* [Instruction]: Please quote the material exactly, every line of it.

* [Records to use]:
══════
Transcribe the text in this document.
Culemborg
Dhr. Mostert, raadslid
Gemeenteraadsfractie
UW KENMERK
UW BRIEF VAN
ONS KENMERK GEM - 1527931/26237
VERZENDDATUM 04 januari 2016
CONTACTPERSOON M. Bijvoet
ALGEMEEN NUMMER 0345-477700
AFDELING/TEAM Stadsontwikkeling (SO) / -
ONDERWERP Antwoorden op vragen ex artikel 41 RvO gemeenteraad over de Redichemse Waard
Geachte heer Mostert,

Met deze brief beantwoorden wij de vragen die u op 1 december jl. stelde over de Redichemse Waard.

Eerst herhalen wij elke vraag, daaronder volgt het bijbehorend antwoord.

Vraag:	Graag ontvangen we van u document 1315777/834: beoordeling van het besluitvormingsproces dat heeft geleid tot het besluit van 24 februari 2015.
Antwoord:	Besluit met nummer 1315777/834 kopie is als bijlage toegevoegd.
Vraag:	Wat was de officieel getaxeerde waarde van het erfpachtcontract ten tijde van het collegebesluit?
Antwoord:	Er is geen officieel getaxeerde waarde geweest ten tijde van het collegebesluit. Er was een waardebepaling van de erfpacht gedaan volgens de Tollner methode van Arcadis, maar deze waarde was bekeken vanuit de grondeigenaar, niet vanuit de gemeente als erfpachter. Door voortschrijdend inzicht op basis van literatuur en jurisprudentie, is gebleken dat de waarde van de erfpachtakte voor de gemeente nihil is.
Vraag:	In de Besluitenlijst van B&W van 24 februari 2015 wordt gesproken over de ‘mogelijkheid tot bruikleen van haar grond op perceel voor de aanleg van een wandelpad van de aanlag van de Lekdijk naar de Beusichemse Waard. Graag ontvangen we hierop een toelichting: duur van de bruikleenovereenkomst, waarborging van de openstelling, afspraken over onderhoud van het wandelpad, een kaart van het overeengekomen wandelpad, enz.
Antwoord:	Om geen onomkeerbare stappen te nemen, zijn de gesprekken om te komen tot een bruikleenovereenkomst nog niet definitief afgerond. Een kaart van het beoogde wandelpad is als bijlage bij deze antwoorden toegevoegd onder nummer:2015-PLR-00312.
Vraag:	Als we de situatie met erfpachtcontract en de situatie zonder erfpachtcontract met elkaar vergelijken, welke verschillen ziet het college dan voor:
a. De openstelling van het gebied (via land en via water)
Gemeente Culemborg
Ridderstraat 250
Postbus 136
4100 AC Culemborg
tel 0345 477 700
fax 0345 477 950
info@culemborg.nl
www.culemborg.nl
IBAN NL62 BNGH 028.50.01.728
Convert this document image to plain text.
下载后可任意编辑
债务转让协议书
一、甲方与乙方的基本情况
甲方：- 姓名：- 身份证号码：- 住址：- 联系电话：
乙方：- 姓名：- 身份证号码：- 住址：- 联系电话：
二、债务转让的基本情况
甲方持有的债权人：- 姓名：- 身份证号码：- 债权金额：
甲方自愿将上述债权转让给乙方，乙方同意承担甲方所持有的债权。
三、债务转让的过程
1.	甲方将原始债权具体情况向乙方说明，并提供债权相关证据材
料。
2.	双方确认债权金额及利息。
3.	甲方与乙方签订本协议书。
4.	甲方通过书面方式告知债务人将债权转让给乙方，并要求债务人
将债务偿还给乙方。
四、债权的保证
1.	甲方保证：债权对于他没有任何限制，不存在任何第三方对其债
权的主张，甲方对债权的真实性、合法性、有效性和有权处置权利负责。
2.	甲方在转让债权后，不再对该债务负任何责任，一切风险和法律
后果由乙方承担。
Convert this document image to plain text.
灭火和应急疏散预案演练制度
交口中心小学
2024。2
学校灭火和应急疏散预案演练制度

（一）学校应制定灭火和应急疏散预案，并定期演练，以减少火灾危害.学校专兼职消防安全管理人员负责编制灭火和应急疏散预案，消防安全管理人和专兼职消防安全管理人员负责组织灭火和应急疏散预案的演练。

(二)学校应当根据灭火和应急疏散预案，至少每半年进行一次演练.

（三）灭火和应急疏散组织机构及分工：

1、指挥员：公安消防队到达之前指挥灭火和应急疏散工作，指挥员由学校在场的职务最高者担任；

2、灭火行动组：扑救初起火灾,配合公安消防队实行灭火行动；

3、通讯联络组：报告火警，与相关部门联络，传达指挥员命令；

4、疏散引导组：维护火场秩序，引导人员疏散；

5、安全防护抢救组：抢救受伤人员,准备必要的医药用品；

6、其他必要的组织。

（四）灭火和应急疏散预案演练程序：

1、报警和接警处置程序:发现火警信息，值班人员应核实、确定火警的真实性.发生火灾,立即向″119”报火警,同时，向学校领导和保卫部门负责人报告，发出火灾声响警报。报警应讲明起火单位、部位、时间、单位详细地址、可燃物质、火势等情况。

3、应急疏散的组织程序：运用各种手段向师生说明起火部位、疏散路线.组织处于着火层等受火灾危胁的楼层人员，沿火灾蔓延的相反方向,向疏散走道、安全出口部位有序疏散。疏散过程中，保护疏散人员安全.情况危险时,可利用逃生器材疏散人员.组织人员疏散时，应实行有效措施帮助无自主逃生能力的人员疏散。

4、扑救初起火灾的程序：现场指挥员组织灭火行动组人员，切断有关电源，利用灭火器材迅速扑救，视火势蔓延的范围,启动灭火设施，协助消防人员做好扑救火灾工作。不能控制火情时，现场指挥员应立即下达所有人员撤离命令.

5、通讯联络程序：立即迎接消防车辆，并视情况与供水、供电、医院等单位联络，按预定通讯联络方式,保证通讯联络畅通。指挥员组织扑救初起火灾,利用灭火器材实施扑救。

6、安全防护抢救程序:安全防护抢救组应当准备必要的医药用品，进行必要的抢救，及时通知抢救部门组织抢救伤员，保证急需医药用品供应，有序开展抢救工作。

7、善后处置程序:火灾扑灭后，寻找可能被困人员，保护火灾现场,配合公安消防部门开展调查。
══════
* [Correct response]:
Transcribe the text in this document.
Culemborg
Dhr. Mostert, raadslid
Gemeenteraadsfractie
UW KENMERK
UW BRIEF VAN
ONS KENMERK GEM - 1527931/26237
VERZENDDATUM 04 januari 2016
CONTACTPERSOON M. Bijvoet
ALGEMEEN NUMMER 0345-477700
AFDELING/TEAM Stadsontwikkeling (SO) / -
ONDERWERP Antwoorden op vragen ex artikel 41 RvO gemeenteraad over de Redichemse Waard
Geachte heer Mostert,

Met deze brief beantwoorden wij de vragen die u op 1 december jl. stelde over de Redichemse Waard.

Eerst herhalen wij elke vraag, daaronder volgt het bijbehorend antwoord.

Vraag:	Graag ontvangen we van u document 1315777/834: beoordeling van het besluitvormingsproces dat heeft geleid tot het besluit van 24 februari 2015.
Antwoord:	Besluit met nummer 1315777/834 kopie is als bijlage toegevoegd.
Vraag:	Wat was de officieel getaxeerde waarde van het erfpachtcontract ten tijde van het collegebesluit?
Antwoord:	Er is geen officieel getaxeerde waarde geweest ten tijde van het collegebesluit. Er was een waardebepaling van de erfpacht gedaan volgens de Tollner methode van Arcadis, maar deze waarde was bekeken vanuit de grondeigenaar, niet vanuit de gemeente als erfpachter. Door voortschrijdend inzicht op basis van literatuur en jurisprudentie, is gebleken dat de waarde van de erfpachtakte voor de gemeente nihil is.
Vraag:	In de Besluitenlijst van B&W van 24 februari 2015 wordt gesproken over de ‘mogelijkheid tot bruikleen van haar grond op perceel voor de aanleg van een wandelpad van de aanlag van de Lekdijk naar de Beusichemse Waard. Graag ontvangen we hierop een toelichting: duur van de bruikleenovereenkomst, waarborging van de openstelling, afspraken over onderhoud van het wandelpad, een kaart van het overeengekomen wandelpad, enz.
Antwoord:	Om geen onomkeerbare stappen te nemen, zijn de gesprekken om te komen tot een bruikleenovereenkomst nog niet definitief afgerond. Een kaart van het beoogde wandelpad is als bijlage bij deze antwoorden toegevoegd onder nummer:2015-PLR-00312.
Vraag:	Als we de situatie met erfpachtcontract en de situatie zonder erfpachtcontract met elkaar vergelijken, welke verschillen ziet het college dan voor:
a. De openstelling van het gebied (via land en via water)
Gemeente Culemborg
Ridderstraat 250
Postbus 136
4100 AC Culemborg
tel 0345 477 700
fax 0345 477 950
info@culemborg.nl
www.culemborg.nl
IBAN NL62 BNGH 028.50.01.728
Convert this document image to plain text.
下载后可任意编辑
债务转让协议书
一、甲方与乙方的基本情况
甲方：- 姓名：- 身份证号码：- 住址：- 联系电话：
乙方：- 姓名：- 身份证号码：- 住址：- 联系电话：
二、债务转让的基本情况
甲方持有的债权人：- 姓名：- 身份证号码：- 债权金额：
甲方自愿将上述债权转让给乙方，乙方同意承担甲方所持有的债权。
三、债务转让的过程
1.	甲方将原始债权具体情况向乙方说明，并提供债权相关证据材
料。
2.	双方确认债权金额及利息。
3.	甲方与乙方签订本协议书。
4.	甲方通过书面方式告知债务人将债权转让给乙方，并要求债务人
将债务偿还给乙方。
四、债权的保证
1.	甲方保证：债权对于他没有任何限制，不存在任何第三方对其债
权的主张，甲方对债权的真实性、合法性、有效性和有权处置权利负责。
2.	甲方在转让债权后，不再对该债务负任何责任，一切风险和法律
后果由乙方承担。
Convert this document image to plain text.
灭火和应急疏散预案演练制度
交口中心小学
2024。2
学校灭火和应急疏散预案演练制度

（一）学校应制定灭火和应急疏散预案，并定期演练，以减少火灾危害.学校专兼职消防安全管理人员负责编制灭火和应急疏散预案，消防安全管理人和专兼职消防安全管理人员负责组织灭火和应急疏散预案的演练。

(二)学校应当根据灭火和应急疏散预案，至少每半年进行一次演练.

（三）灭火和应急疏散组织机构及分工：

1、指挥员：公安消防队到达之前指挥灭火和应急疏散工作，指挥员由学校在场的职务最高者担任；

2、灭火行动组：扑救初起火灾,配合公安消防队实行灭火行动；

3、通讯联络组：报告火警，与相关部门联络，传达指挥员命令；

4、疏散引导组：维护火场秩序，引导人员疏散；

5、安全防护抢救组：抢救受伤人员,准备必要的医药用品；

6、其他必要的组织。

（四）灭火和应急疏散预案演练程序：

1、报警和接警处置程序:发现火警信息，值班人员应核实、确定火警的真实性.发生火灾,立即向″119”报火警,同时，向学校领导和保卫部门负责人报告，发出火灾声响警报。报警应讲明起火单位、部位、时间、单位详细地址、可燃物质、火势等情况。

3、应急疏散的组织程序：运用各种手段向师生说明起火部位、疏散路线.组织处于着火层等受火灾危胁的楼层人员，沿火灾蔓延的相反方向,向疏散走道、安全出口部位有序疏散。疏散过程中，保护疏散人员安全.情况危险时,可利用逃生器材疏散人员.组织人员疏散时，应实行有效措施帮助无自主逃生能力的人员疏散。

4、扑救初起火灾的程序：现场指挥员组织灭火行动组人员，切断有关电源，利用灭火器材迅速扑救，视火势蔓延的范围,启动灭火设施，协助消防人员做好扑救火灾工作。不能控制火情时，现场指挥员应立即下达所有人员撤离命令.

5、通讯联络程序：立即迎接消防车辆，并视情况与供水、供电、医院等单位联络，按预定通讯联络方式,保证通讯联络畅通。指挥员组织扑救初起火灾,利用灭火器材实施扑救。

6、安全防护抢救程序:安全防护抢救组应当准备必要的医药用品，进行必要的抢救，及时通知抢救部门组织抢救伤员，保证急需医药用品供应，有序开展抢救工作。

7、善后处置程序:火灾扑灭后，寻找可能被困人员，保护火灾现场,配合公安消防部门开展调查。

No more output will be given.